Les pays les plus pauvres ne sont pas les seuls qui soient pris au piège de la crise de l'endettement. Ceux que l'on qualifie, de manière arbitraire, de "pays à revenu intermédiaire" sont également menacés par la crise de l'endettement. Comme le montre la crise en Asie du Sud-Est et au Brésil, les prêts sans frein provoquent des investissements spéculatifs, un fort endettement et la fuite des capitaux. Lorsque les gouvernements doivent soutenir leurs propres devises contre les attaques des spéculateurs, ils sont obligés de relever les taux d'intérêt et de solliciter de nouveaux prêts du FMI. En outre, comme on le voit dans le cas de la Thaïlande, le FMI oblige les gouvernements débiteurs à "nationaliser" les pertes causées à l'économie privée par la crise financière, transférant au secteur public la charge de prêts dont il n'a pas bénéficié. Il est absolument nécessaire de réduire considérablement la dette des pays à revenu intermédiaire lourdement endettés, afin de leur permettre d'échapper à la spirale de l'endettement et de la dégradation économique.

Matériel présenté:

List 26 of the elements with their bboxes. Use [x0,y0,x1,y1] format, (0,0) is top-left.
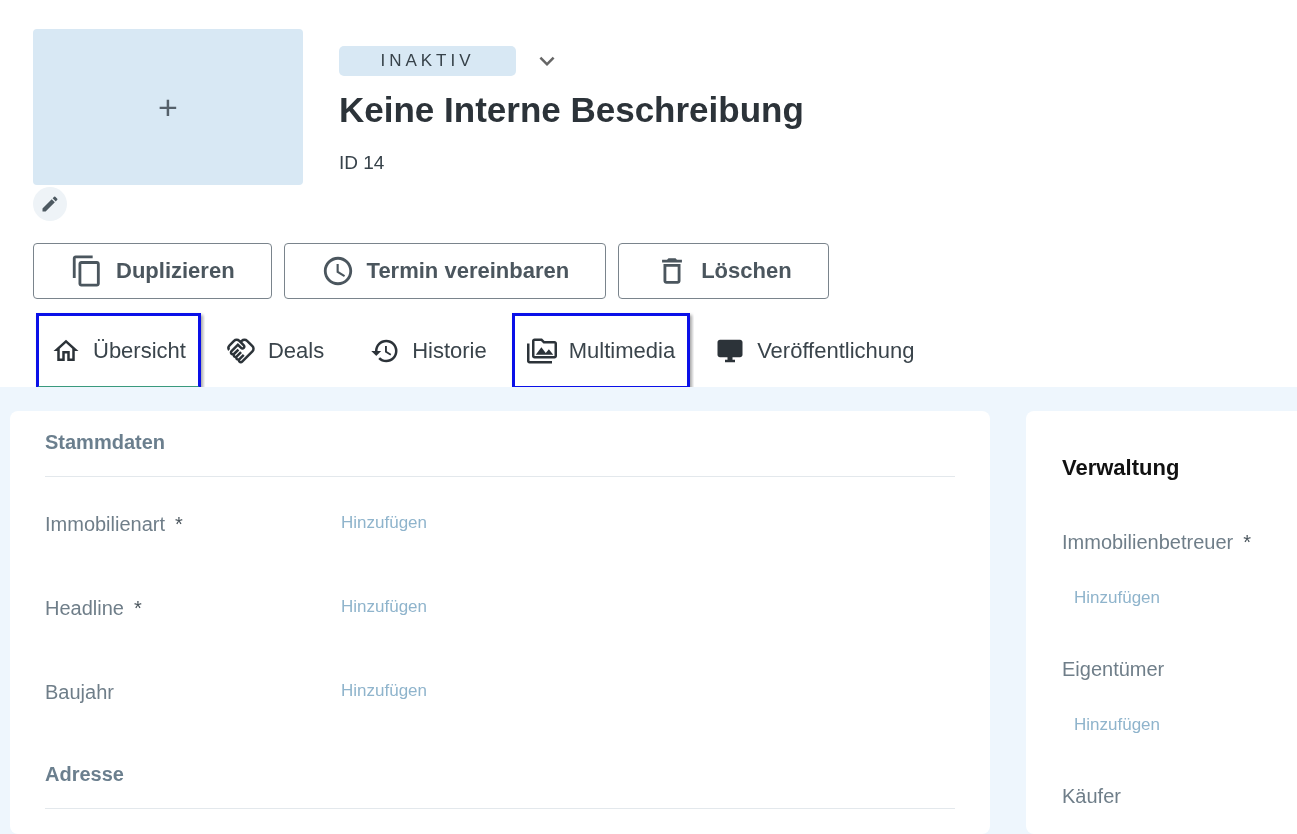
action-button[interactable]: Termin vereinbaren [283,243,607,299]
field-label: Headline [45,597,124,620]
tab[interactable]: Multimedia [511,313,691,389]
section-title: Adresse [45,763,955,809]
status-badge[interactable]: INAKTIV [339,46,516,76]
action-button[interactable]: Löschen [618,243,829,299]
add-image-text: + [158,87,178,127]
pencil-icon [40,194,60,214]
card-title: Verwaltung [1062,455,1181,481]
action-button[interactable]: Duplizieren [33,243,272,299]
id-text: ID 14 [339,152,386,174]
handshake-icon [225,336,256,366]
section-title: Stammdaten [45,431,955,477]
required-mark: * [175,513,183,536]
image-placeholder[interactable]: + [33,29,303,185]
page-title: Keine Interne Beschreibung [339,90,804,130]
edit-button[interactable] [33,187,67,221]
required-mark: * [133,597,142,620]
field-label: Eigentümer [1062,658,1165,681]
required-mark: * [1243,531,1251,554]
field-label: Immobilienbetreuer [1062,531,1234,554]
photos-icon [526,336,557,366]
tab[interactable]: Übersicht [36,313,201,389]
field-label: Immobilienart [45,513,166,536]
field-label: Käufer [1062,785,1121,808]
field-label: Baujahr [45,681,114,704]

* * *

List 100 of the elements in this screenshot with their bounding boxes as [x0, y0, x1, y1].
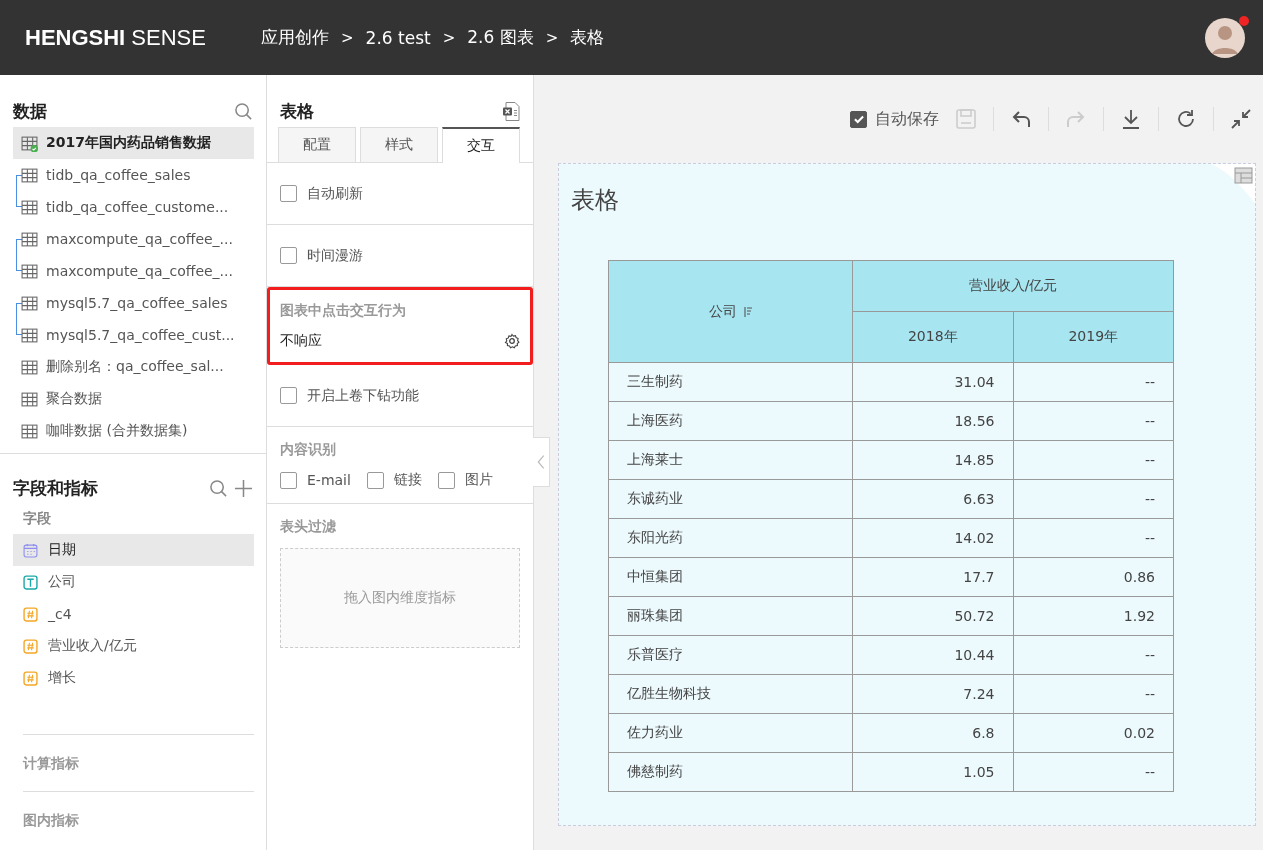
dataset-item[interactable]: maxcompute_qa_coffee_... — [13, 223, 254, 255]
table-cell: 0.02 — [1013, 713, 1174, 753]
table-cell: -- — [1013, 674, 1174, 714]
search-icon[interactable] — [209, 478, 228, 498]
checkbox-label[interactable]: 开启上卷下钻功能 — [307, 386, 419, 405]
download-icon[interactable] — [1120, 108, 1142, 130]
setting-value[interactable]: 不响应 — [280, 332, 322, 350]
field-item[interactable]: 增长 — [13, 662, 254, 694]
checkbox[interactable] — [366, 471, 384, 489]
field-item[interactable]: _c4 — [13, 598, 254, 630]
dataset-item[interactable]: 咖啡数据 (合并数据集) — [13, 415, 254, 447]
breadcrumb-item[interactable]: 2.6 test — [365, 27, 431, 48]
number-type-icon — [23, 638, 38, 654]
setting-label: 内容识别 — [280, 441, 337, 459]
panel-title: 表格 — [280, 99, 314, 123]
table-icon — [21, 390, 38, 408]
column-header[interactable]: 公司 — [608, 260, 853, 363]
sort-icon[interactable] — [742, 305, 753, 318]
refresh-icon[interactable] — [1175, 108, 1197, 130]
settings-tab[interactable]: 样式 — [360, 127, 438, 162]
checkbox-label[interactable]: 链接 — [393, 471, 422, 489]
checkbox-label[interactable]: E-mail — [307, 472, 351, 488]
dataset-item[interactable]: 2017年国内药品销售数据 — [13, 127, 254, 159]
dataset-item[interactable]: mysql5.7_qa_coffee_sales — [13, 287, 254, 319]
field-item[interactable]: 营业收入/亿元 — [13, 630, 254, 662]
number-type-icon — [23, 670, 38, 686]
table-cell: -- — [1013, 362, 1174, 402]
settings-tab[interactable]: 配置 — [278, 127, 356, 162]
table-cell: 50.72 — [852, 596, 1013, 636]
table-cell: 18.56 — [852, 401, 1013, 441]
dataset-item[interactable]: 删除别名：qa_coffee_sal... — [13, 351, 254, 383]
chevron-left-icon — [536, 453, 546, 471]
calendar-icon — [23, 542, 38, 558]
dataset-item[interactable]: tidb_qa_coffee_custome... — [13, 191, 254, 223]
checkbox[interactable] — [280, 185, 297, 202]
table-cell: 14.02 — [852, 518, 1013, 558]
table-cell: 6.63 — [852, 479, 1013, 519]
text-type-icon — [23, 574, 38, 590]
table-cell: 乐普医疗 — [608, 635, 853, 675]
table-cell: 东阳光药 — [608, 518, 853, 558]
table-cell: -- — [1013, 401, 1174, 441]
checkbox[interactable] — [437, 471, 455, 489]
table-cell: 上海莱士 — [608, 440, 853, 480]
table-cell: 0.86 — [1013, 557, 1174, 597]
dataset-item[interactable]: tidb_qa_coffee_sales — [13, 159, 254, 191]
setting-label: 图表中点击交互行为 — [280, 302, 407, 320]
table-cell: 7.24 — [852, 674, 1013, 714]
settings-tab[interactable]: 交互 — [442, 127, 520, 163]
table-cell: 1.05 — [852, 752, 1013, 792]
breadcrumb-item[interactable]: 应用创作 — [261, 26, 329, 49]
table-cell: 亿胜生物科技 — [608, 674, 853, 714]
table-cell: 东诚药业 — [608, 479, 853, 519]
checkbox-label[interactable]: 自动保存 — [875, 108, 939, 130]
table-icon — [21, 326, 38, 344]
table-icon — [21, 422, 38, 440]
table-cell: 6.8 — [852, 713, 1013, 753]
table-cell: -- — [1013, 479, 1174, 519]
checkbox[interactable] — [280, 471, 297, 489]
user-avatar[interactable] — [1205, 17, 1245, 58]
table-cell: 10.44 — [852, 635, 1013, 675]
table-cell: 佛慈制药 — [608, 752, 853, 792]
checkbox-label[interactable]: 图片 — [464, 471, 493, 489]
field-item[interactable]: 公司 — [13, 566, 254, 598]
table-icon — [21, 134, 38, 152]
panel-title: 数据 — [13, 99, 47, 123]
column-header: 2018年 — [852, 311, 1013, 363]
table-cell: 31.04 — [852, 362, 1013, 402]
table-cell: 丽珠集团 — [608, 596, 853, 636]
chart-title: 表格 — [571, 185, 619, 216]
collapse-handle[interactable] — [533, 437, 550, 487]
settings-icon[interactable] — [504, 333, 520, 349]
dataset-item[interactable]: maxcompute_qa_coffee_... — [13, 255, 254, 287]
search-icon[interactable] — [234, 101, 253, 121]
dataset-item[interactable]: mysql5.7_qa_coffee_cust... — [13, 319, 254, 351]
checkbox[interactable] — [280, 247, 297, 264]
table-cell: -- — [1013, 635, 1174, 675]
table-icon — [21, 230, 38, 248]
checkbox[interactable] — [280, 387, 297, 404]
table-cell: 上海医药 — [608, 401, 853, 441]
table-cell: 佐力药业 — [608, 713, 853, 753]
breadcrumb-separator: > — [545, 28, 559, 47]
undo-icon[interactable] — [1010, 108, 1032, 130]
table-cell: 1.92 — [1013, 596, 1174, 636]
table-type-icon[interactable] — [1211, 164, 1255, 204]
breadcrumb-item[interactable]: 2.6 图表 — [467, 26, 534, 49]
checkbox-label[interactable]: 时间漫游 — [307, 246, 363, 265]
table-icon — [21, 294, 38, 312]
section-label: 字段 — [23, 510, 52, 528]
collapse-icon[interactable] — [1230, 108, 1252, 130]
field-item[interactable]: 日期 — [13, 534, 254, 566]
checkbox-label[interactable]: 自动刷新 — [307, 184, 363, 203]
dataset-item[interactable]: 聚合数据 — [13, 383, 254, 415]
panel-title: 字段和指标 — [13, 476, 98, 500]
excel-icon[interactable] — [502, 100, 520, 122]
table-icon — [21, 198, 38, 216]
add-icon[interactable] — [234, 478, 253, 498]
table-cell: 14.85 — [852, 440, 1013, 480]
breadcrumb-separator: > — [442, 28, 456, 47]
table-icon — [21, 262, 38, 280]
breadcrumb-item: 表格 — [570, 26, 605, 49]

Exercices proposés:
A – D'après l'extrait du texte, à quoi le FMI contraint-il les gouvernements débiteurs dans le cas de la Thaïlande ?
B – Expliquez, en vous fondant sur l'extrait du texte, pourquoi les gouvernements se voient contraints de relever les taux d'intérêt et de solliciter de nouveaux prêts du FMI.

Corrigé des exercices:
A – À « nationaliser » les pertes causées à l'économie privée par la crise financière, c'est-à-dire à transférer au secteur public la charge de prêts dont il n'a pas bénéficié.

B – Les gouvernements doivent soutenir leurs propres devises contre les attaques des spéculateurs. Cette nécessité les oblige à relever les taux d'intérêt et à demander de nouveaux prêts au FMI.